> [The records]
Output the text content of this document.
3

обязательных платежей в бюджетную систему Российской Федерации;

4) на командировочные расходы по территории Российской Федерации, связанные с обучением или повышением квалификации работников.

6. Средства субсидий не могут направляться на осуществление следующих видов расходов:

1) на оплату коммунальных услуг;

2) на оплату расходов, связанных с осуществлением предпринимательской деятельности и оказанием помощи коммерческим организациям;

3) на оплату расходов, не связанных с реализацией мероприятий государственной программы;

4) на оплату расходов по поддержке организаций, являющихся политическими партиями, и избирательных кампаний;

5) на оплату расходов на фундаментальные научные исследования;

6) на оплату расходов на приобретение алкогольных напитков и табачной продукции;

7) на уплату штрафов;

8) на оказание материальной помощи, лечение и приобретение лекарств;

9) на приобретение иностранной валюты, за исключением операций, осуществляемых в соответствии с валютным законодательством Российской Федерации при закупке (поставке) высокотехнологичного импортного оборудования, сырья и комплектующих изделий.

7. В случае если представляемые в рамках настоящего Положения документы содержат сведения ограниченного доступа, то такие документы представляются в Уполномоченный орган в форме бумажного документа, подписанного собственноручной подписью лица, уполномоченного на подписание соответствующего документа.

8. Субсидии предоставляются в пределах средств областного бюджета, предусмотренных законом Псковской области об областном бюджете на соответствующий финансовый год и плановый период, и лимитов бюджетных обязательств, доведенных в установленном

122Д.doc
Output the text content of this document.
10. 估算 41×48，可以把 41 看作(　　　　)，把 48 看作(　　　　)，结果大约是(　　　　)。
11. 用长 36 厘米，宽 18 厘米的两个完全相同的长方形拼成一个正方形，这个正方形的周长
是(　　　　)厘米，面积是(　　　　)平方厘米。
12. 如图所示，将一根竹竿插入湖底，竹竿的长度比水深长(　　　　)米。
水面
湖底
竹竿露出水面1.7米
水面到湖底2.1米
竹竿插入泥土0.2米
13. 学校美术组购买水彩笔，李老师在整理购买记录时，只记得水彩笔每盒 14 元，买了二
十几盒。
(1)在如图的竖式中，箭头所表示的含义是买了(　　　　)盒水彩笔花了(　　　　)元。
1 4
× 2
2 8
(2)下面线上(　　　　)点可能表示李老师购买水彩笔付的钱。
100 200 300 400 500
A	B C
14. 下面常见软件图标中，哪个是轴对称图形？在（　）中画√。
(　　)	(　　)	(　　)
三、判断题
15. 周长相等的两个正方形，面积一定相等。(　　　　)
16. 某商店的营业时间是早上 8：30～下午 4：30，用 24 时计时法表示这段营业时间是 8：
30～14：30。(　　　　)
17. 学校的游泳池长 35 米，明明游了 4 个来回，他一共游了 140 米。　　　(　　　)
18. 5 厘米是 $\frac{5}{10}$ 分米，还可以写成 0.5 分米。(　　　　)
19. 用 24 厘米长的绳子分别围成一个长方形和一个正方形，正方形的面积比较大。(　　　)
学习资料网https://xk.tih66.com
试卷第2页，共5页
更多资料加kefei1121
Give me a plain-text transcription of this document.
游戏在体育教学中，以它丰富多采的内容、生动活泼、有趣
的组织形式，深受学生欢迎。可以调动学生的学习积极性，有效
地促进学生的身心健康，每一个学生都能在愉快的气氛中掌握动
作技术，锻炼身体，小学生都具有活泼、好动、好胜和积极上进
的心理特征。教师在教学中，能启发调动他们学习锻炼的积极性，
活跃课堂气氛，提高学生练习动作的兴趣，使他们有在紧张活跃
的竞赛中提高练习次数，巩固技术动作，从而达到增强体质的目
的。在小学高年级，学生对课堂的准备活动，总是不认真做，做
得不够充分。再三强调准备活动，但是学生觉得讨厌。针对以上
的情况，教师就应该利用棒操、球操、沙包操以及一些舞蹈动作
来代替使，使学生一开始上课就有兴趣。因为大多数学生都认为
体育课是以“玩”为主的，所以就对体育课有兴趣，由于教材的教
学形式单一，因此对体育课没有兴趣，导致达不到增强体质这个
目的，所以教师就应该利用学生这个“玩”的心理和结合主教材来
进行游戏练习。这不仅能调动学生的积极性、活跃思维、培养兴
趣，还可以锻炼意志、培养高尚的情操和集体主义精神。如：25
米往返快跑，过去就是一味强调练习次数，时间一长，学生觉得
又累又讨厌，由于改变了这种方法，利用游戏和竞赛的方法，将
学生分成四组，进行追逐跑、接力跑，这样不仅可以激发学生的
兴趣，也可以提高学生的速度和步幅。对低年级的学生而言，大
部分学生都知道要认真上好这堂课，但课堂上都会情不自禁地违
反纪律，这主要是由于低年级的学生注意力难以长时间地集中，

> [What needs to be done] In the records above, collect each line with "расходов".

> [Complete output]
6. Средства субсидий не могут направляться на осуществление следующих видов расходов:
2) на оплату расходов, связанных с осуществлением предпринимательской деятельности и оказанием помощи коммерческим организациям;
3) на оплату расходов, не связанных с реализацией мероприятий государственной программы;
4) на оплату расходов по поддержке организаций, являющихся политическими партиями, и избирательных кампаний;
5) на оплату расходов на фундаментальные научные исследования;
6) на оплату расходов на приобретение алкогольных напитков и табачной продукции;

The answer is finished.